Problem to work on — Output every line of the data exactly as it appears.

Extracted entries —

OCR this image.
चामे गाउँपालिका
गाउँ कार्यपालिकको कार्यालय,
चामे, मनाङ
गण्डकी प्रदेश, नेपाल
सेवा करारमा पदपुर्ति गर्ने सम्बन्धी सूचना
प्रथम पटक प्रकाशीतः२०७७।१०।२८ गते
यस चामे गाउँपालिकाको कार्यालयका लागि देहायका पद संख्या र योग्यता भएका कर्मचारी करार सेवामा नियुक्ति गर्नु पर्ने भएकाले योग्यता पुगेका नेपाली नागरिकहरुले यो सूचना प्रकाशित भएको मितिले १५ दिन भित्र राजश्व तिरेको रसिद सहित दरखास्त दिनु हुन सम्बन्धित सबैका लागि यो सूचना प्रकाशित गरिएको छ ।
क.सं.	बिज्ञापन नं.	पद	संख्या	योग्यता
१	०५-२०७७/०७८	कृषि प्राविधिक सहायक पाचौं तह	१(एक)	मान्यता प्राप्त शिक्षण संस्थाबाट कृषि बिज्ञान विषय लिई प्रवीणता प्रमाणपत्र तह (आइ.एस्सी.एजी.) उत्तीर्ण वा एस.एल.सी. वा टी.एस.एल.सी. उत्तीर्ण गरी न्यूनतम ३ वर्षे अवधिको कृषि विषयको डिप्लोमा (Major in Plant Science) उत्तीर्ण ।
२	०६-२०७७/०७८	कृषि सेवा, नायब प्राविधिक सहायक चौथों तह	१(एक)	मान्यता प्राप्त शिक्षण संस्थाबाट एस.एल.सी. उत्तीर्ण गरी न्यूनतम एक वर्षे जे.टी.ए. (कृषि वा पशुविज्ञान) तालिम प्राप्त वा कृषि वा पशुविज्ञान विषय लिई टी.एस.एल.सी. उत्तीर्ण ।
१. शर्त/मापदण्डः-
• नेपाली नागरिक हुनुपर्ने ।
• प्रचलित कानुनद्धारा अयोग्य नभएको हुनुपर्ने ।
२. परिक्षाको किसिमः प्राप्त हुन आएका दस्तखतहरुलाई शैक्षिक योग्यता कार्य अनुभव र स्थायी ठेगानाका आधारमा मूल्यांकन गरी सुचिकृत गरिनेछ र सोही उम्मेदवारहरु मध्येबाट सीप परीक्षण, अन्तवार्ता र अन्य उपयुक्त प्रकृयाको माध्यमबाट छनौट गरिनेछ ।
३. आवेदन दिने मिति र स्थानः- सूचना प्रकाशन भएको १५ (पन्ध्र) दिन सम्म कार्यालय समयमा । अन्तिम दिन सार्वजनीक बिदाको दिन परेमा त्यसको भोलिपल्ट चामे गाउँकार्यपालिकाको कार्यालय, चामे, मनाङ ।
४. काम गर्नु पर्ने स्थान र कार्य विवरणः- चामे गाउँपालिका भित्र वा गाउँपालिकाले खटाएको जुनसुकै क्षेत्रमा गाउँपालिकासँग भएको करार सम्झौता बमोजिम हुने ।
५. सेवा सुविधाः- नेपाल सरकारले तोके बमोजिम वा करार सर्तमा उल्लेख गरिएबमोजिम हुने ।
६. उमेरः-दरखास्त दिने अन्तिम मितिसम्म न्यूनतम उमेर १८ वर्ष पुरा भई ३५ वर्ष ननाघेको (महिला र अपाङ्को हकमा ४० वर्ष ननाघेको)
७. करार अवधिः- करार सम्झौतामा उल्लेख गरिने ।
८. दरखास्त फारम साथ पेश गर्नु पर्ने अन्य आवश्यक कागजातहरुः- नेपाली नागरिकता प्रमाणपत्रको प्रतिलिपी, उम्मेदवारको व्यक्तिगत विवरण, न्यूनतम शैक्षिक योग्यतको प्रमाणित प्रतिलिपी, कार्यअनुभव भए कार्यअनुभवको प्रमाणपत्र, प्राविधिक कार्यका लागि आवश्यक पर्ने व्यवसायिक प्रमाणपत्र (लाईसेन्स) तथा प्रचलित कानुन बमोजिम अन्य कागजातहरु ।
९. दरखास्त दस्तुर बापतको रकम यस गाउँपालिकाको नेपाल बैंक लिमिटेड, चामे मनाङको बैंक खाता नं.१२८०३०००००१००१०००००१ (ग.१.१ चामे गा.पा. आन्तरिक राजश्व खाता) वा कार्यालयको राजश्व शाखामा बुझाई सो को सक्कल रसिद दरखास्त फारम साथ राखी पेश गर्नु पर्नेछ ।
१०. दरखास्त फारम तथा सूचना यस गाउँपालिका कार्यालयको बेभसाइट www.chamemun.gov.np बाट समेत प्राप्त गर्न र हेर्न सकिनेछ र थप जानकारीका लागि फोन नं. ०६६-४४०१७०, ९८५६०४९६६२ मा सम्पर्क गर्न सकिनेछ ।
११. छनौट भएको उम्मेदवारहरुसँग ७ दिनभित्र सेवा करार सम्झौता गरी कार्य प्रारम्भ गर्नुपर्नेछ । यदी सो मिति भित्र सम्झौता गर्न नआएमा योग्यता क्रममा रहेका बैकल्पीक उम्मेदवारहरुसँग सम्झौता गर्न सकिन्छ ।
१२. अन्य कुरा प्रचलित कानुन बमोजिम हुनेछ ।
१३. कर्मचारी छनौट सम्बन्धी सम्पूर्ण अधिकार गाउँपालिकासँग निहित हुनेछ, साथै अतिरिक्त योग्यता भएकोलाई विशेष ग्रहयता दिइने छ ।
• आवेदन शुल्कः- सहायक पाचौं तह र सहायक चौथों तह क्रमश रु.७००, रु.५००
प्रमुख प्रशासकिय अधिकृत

Task result —
OCR this image.
चामे गाउँपालिका
गाउँ कार्यपालिकको कार्यालय,
चामे, मनाङ
गण्डकी प्रदेश, नेपाल
सेवा करारमा पदपुर्ति गर्ने सम्बन्धी सूचना
प्रथम पटक प्रकाशीतः२०७७।१०।२८ गते
यस चामे गाउँपालिकाको कार्यालयका लागि देहायका पद संख्या र योग्यता भएका कर्मचारी करार सेवामा नियुक्ति गर्नु पर्ने भएकाले योग्यता पुगेका नेपाली नागरिकहरुले यो सूचना प्रकाशित भएको मितिले १५ दिन भित्र राजश्व तिरेको रसिद सहित दरखास्त दिनु हुन सम्बन्धित सबैका लागि यो सूचना प्रकाशित गरिएको छ ।
क.सं.	बिज्ञापन नं.	पद	संख्या	योग्यता
१	०५-२०७७/०७८	कृषि प्राविधिक सहायक पाचौं तह	१(एक)	मान्यता प्राप्त शिक्षण संस्थाबाट कृषि बिज्ञान विषय लिई प्रवीणता प्रमाणपत्र तह (आइ.एस्सी.एजी.) उत्तीर्ण वा एस.एल.सी. वा टी.एस.एल.सी. उत्तीर्ण गरी न्यूनतम ३ वर्षे अवधिको कृषि विषयको डिप्लोमा (Major in Plant Science) उत्तीर्ण ।
२	०६-२०७७/०७८	कृषि सेवा, नायब प्राविधिक सहायक चौथों तह	१(एक)	मान्यता प्राप्त शिक्षण संस्थाबाट एस.एल.सी. उत्तीर्ण गरी न्यूनतम एक वर्षे जे.टी.ए. (कृषि वा पशुविज्ञान) तालिम प्राप्त वा कृषि वा पशुविज्ञान विषय लिई टी.एस.एल.सी. उत्तीर्ण ।
१. शर्त/मापदण्डः-
• नेपाली नागरिक हुनुपर्ने ।
• प्रचलित कानुनद्धारा अयोग्य नभएको हुनुपर्ने ।
२. परिक्षाको किसिमः प्राप्त हुन आएका दस्तखतहरुलाई शैक्षिक योग्यता कार्य अनुभव र स्थायी ठेगानाका आधारमा मूल्यांकन गरी सुचिकृत गरिनेछ र सोही उम्मेदवारहरु मध्येबाट सीप परीक्षण, अन्तवार्ता र अन्य उपयुक्त प्रकृयाको माध्यमबाट छनौट गरिनेछ ।
३. आवेदन दिने मिति र स्थानः- सूचना प्रकाशन भएको १५ (पन्ध्र) दिन सम्म कार्यालय समयमा । अन्तिम दिन सार्वजनीक बिदाको दिन परेमा त्यसको भोलिपल्ट चामे गाउँकार्यपालिकाको कार्यालय, चामे, मनाङ ।
४. काम गर्नु पर्ने स्थान र कार्य विवरणः- चामे गाउँपालिका भित्र वा गाउँपालिकाले खटाएको जुनसुकै क्षेत्रमा गाउँपालिकासँग भएको करार सम्झौता बमोजिम हुने ।
५. सेवा सुविधाः- नेपाल सरकारले तोके बमोजिम वा करार सर्तमा उल्लेख गरिएबमोजिम हुने ।
६. उमेरः-दरखास्त दिने अन्तिम मितिसम्म न्यूनतम उमेर १८ वर्ष पुरा भई ३५ वर्ष ननाघेको (महिला र अपाङ्को हकमा ४० वर्ष ननाघेको)
७. करार अवधिः- करार सम्झौतामा उल्लेख गरिने ।
८. दरखास्त फारम साथ पेश गर्नु पर्ने अन्य आवश्यक कागजातहरुः- नेपाली नागरिकता प्रमाणपत्रको प्रतिलिपी, उम्मेदवारको व्यक्तिगत विवरण, न्यूनतम शैक्षिक योग्यतको प्रमाणित प्रतिलिपी, कार्यअनुभव भए कार्यअनुभवको प्रमाणपत्र, प्राविधिक कार्यका लागि आवश्यक पर्ने व्यवसायिक प्रमाणपत्र (लाईसेन्स) तथा प्रचलित कानुन बमोजिम अन्य कागजातहरु ।
९. दरखास्त दस्तुर बापतको रकम यस गाउँपालिकाको नेपाल बैंक लिमिटेड, चामे मनाङको बैंक खाता नं.१२८०३०००००१००१०००००१ (ग.१.१ चामे गा.पा. आन्तरिक राजश्व खाता) वा कार्यालयको राजश्व शाखामा बुझाई सो को सक्कल रसिद दरखास्त फारम साथ राखी पेश गर्नु पर्नेछ ।
१०. दरखास्त फारम तथा सूचना यस गाउँपालिका कार्यालयको बेभसाइट www.chamemun.gov.np बाट समेत प्राप्त गर्न र हेर्न सकिनेछ र थप जानकारीका लागि फोन नं. ०६६-४४०१७०, ९८५६०४९६६२ मा सम्पर्क गर्न सकिनेछ ।
११. छनौट भएको उम्मेदवारहरुसँग ७ दिनभित्र सेवा करार सम्झौता गरी कार्य प्रारम्भ गर्नुपर्नेछ । यदी सो मिति भित्र सम्झौता गर्न नआएमा योग्यता क्रममा रहेका बैकल्पीक उम्मेदवारहरुसँग सम्झौता गर्न सकिन्छ ।
१२. अन्य कुरा प्रचलित कानुन बमोजिम हुनेछ ।
१३. कर्मचारी छनौट सम्बन्धी सम्पूर्ण अधिकार गाउँपालिकासँग निहित हुनेछ, साथै अतिरिक्त योग्यता भएकोलाई विशेष ग्रहयता दिइने छ ।
• आवेदन शुल्कः- सहायक पाचौं तह र सहायक चौथों तह क्रमश रु.७००, रु.५००
प्रमुख प्रशासकिय अधिकृत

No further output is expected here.